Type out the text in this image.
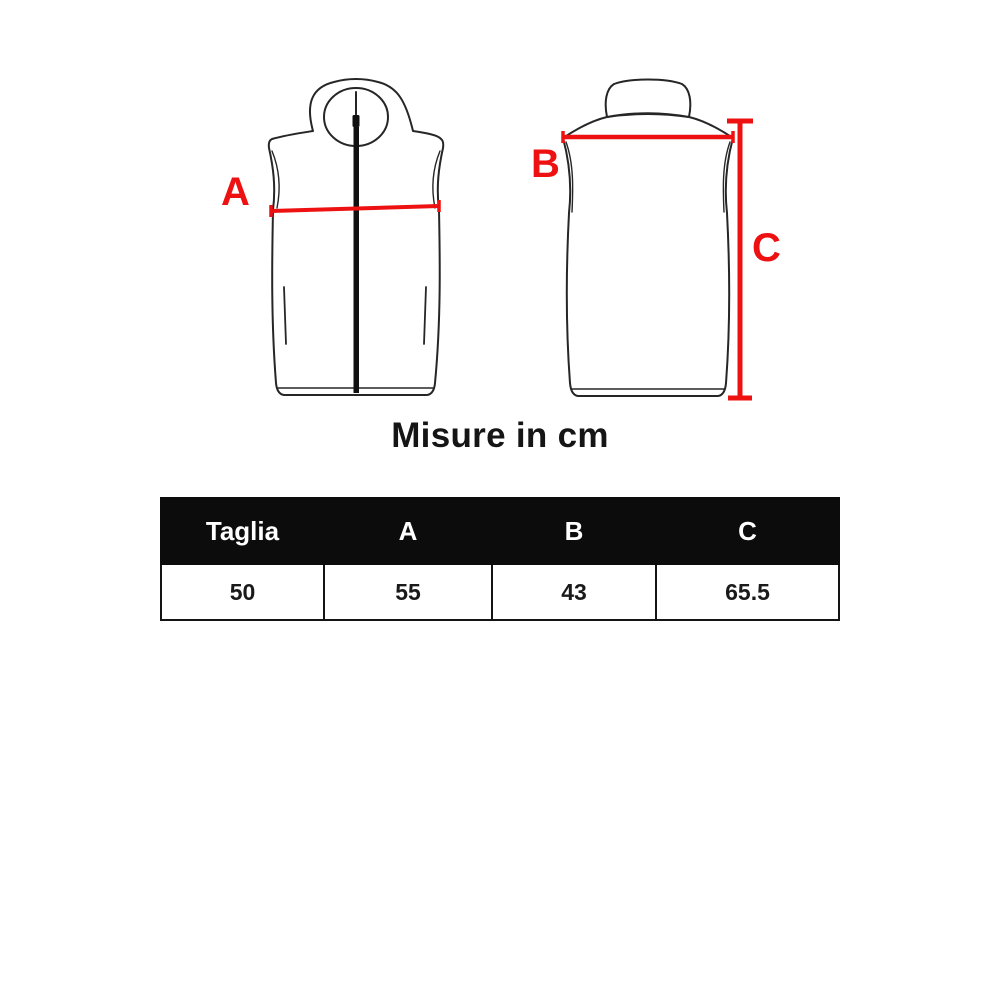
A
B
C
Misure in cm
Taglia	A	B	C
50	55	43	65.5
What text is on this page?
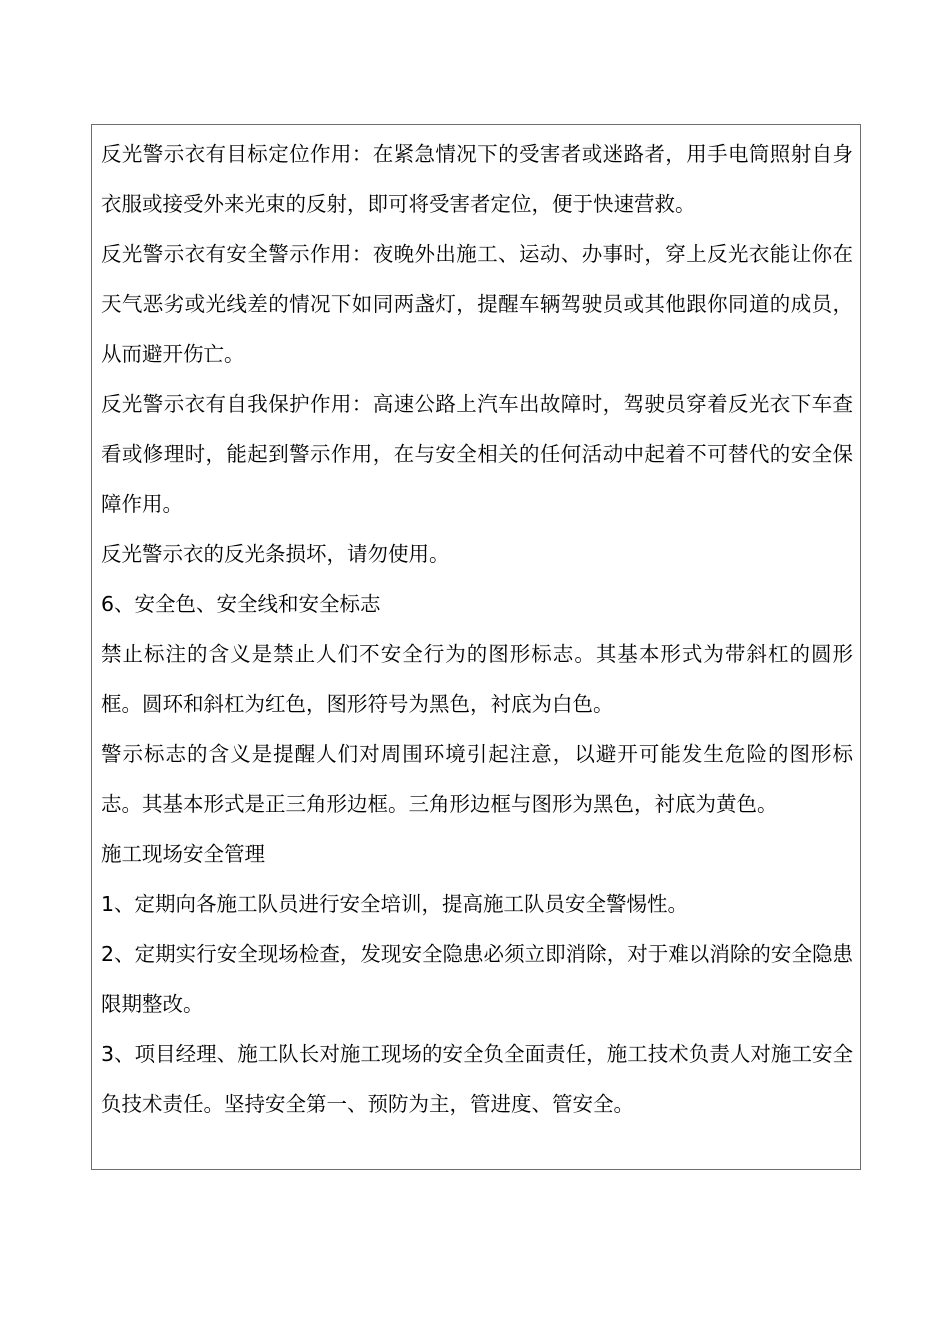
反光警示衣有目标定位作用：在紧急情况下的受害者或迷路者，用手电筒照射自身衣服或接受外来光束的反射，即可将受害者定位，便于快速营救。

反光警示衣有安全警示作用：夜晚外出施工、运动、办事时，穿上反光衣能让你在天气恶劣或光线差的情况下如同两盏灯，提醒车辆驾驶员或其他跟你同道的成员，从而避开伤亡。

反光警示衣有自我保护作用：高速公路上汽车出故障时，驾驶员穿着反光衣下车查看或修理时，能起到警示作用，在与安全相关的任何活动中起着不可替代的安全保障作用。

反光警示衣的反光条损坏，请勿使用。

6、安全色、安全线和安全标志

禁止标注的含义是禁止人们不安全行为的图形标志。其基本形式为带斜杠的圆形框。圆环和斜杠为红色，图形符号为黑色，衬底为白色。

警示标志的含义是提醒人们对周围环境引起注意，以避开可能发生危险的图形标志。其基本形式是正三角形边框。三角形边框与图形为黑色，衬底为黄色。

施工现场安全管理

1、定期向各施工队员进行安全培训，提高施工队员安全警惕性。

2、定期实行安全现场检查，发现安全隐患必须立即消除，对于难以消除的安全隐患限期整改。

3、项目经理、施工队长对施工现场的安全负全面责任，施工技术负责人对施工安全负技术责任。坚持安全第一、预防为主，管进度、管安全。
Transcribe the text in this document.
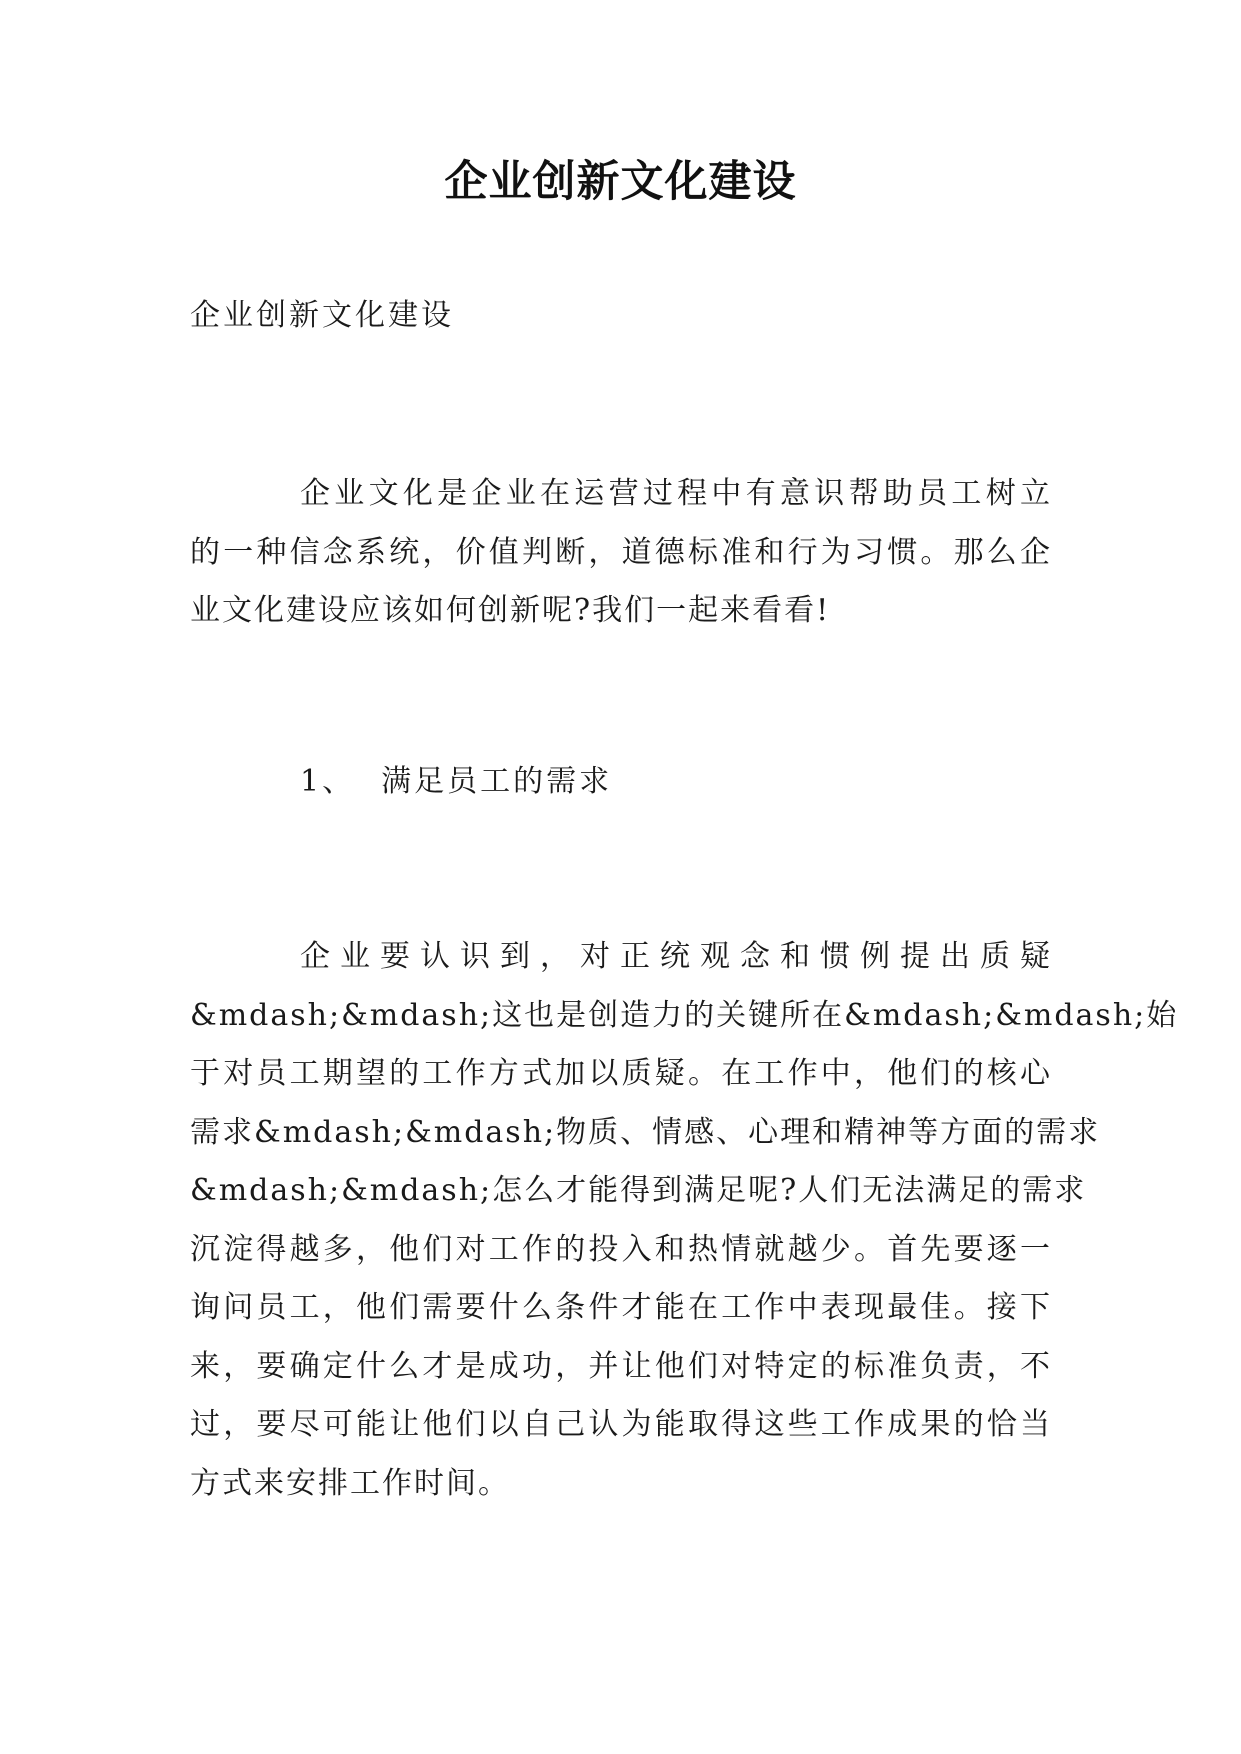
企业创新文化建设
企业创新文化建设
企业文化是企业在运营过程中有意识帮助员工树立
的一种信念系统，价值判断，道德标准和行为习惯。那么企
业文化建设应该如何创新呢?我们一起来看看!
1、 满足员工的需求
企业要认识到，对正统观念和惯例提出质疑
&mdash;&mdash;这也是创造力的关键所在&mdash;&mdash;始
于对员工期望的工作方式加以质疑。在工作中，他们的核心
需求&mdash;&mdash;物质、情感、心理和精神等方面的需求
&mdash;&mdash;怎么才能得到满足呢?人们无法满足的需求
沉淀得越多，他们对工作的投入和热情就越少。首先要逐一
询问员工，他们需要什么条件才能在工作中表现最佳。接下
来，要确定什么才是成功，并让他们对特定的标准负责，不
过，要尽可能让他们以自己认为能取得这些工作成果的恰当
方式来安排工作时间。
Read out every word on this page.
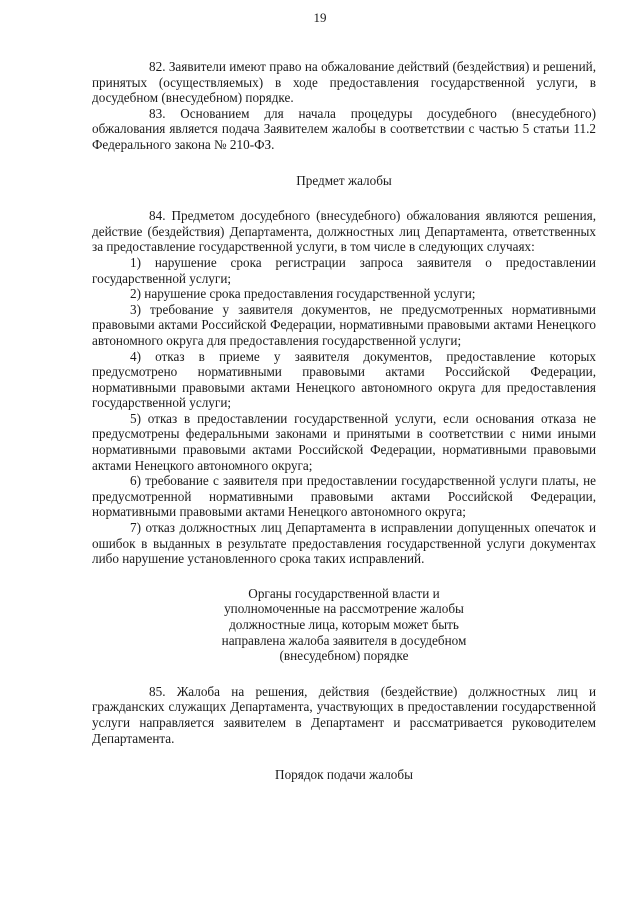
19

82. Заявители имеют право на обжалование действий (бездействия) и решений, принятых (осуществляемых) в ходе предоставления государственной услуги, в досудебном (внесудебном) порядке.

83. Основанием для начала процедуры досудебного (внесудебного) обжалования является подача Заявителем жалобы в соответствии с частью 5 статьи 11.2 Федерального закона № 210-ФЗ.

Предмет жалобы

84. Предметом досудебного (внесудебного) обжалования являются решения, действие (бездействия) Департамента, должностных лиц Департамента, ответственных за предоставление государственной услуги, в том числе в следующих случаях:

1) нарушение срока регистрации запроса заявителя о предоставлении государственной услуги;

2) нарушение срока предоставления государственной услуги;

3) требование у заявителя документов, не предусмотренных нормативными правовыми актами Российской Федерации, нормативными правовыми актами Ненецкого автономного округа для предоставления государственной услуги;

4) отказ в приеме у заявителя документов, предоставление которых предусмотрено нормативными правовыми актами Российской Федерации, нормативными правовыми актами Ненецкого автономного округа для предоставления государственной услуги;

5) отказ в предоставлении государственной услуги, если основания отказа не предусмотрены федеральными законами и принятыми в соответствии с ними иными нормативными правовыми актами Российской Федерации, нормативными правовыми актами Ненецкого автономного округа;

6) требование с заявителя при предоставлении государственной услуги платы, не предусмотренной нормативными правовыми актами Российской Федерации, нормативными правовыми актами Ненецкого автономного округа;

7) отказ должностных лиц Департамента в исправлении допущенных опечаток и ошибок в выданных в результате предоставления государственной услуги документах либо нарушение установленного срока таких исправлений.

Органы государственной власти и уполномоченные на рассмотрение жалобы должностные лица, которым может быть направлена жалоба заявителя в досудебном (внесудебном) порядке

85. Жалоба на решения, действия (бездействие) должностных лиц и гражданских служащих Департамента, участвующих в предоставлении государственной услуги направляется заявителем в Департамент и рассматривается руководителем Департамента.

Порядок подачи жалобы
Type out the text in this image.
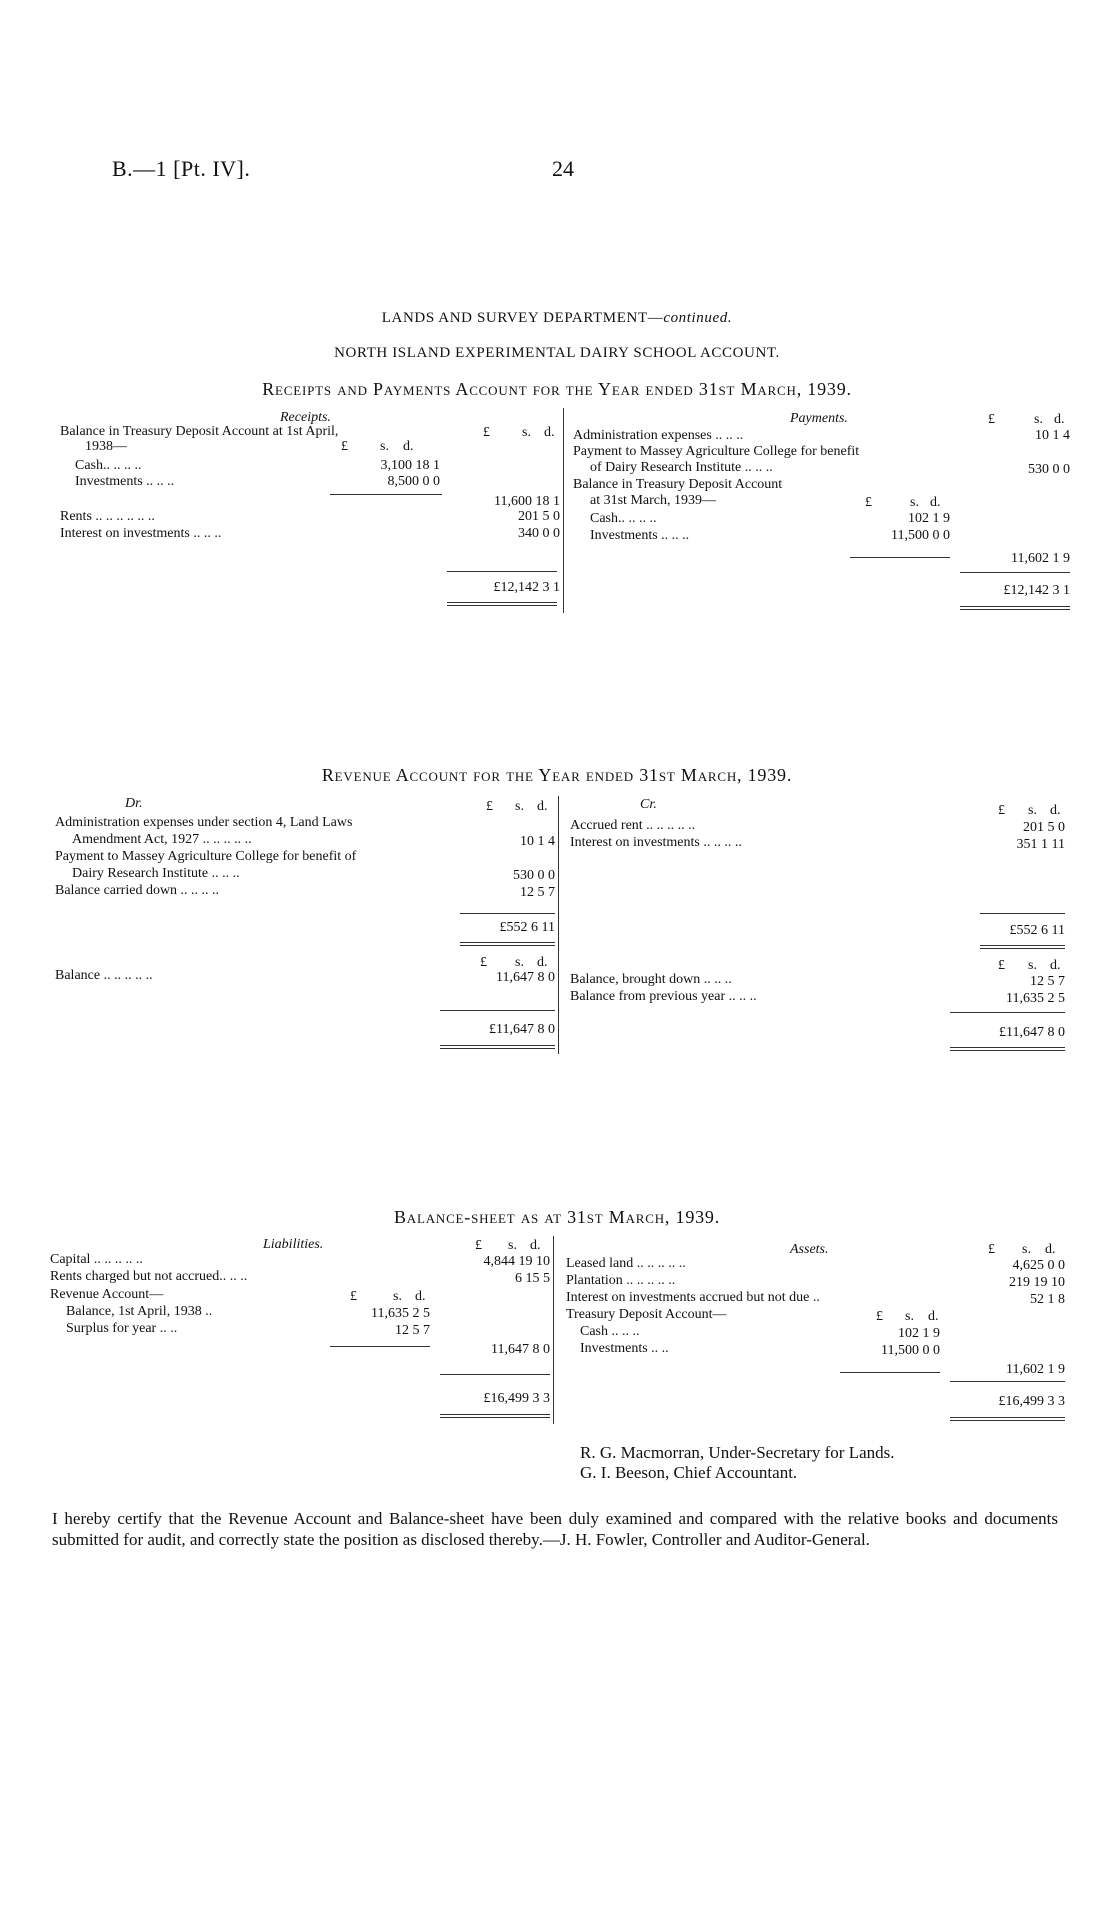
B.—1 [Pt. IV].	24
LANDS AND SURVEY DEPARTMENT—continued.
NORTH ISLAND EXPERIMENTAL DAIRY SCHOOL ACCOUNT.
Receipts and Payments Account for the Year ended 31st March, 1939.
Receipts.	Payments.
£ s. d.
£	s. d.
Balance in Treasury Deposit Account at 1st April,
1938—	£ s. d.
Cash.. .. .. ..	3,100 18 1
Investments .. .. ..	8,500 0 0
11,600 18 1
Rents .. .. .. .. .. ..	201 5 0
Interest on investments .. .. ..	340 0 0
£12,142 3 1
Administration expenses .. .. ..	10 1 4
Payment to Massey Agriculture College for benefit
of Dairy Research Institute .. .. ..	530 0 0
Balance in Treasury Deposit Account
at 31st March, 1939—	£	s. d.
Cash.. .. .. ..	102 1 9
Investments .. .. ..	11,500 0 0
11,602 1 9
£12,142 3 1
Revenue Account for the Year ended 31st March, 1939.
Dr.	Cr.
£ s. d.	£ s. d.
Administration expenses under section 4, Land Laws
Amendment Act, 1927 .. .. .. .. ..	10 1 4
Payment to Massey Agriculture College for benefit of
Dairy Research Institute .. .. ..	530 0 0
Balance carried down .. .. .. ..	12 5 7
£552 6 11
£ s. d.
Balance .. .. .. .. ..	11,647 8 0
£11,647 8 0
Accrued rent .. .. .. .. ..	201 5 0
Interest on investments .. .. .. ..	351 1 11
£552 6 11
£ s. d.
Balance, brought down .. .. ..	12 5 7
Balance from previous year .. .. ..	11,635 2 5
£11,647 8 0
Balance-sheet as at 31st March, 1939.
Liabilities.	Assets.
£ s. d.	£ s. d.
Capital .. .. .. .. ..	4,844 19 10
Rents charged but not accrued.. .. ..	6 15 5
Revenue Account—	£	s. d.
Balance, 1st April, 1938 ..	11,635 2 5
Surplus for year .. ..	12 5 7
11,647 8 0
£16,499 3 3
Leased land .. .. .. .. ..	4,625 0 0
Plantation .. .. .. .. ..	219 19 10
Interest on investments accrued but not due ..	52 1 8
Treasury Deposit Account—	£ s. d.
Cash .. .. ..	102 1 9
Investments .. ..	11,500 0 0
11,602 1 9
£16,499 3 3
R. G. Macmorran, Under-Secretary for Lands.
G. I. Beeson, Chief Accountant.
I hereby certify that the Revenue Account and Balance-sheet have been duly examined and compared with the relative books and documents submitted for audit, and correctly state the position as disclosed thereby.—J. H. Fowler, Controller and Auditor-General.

Exercise aim
Look through the material above and work out how many of its lines contain "down". State the number only.

Worked solution
2